* Quesito scritto 1: Secondo il brano fornito, davanti a che cosa ci vengono la maggior parte delle idee migliori?
* Quesito scritto 2: Ripeta parola per parola il brano fornito, da «Prontuario d’emergenza per» fino a «ufficio quanto sull’Everest?» compreso.

* Brano fornito:
○ ○ ○
È pur vero che lavoro ibrido non significa lavorare soltanto da remoto, per cui, anche in base all’impronta decisa dall’azienda sulla modalità di lavoro, se office-first o remote-first (come spiegato dall’articolo Hybrid work: che cos’è e perché le aziende dovrebbero seriamente prenderlo in considerazione), la missione del PM dev’essere quella di trovare il giusto equilibrio tra produttività ed ottimizzazione dei processi da remoto e coinvolgimento delle risorse del team in ufficio, per evitare di lasciare qualcuno ai margini di un progetto. 

Anche perché, in fin dei conti, lo sappiamo tutti: la maggior parte delle idee migliori ci vengono davanti alla macchinetta del caffè. 

 

Prontuario d’emergenza per PM sull’Himalaya

Ma quindi, cosa serve oggi per essere un buon PM nell’era del lavoro ibrido e poter fare bene tanto in ufficio quanto sull’Everest?
○ ○ ○
* Righe di dati:
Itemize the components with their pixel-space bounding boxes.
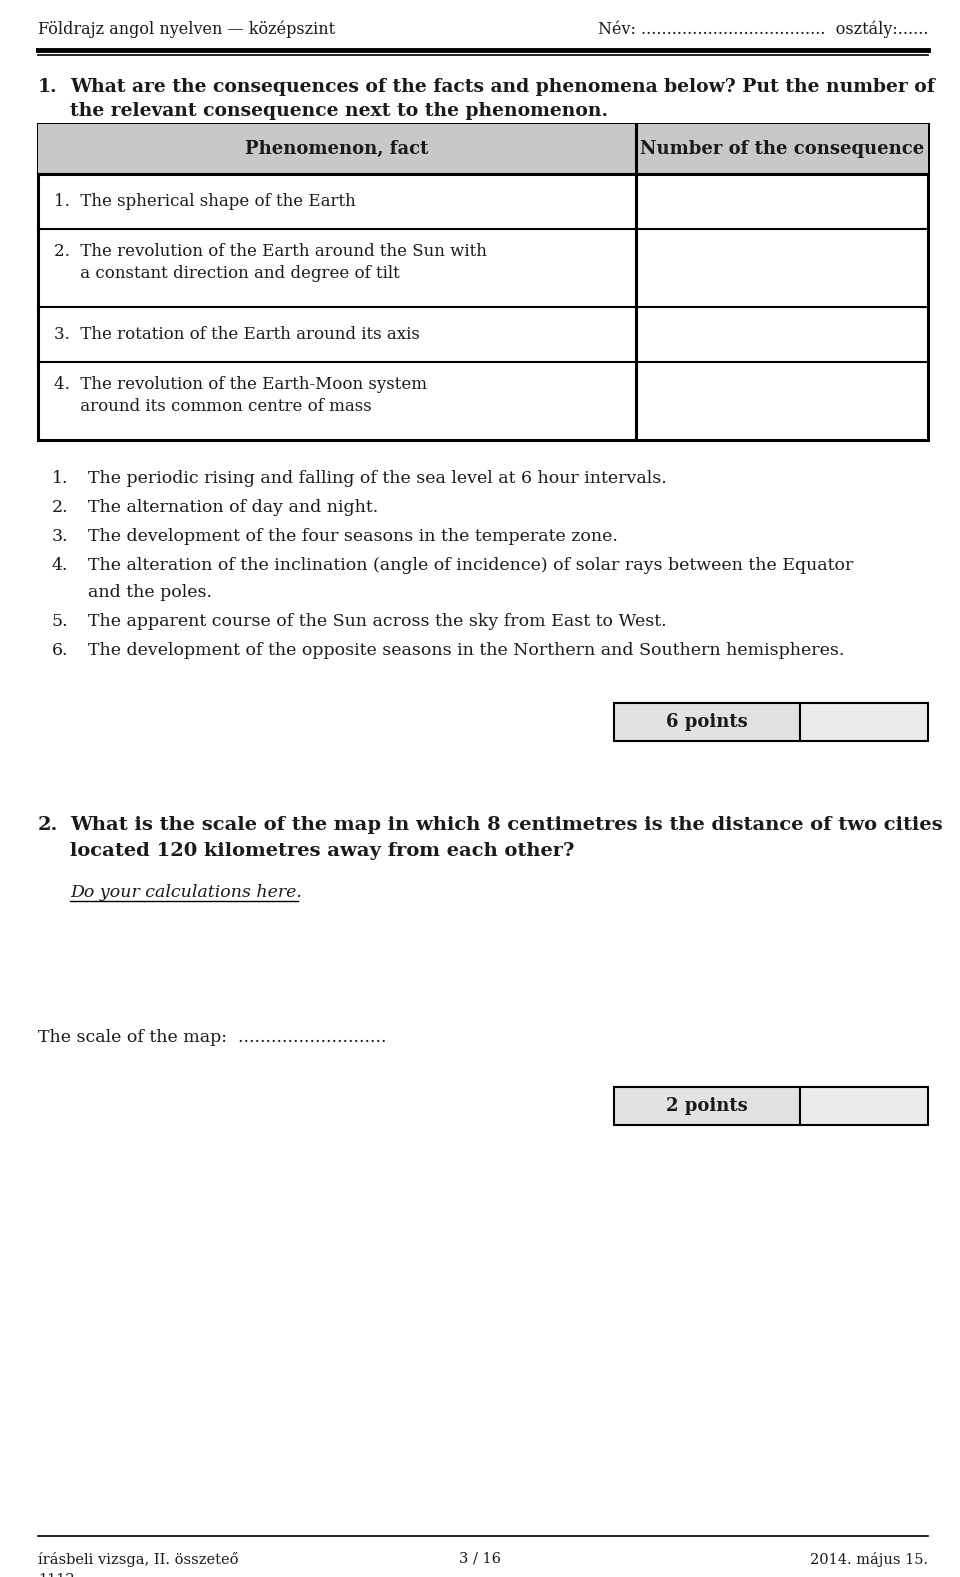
○ ○ ○
* Risultato del compito 1: Davanti alla macchinetta del caffè.

* Risultato del compito 2:
Prontuario d’emergenza per PM sull’Himalaya

Ma quindi, cosa serve oggi per essere un buon PM nell’era del lavoro ibrido e poter fare bene tanto in ufficio quanto sull’Everest?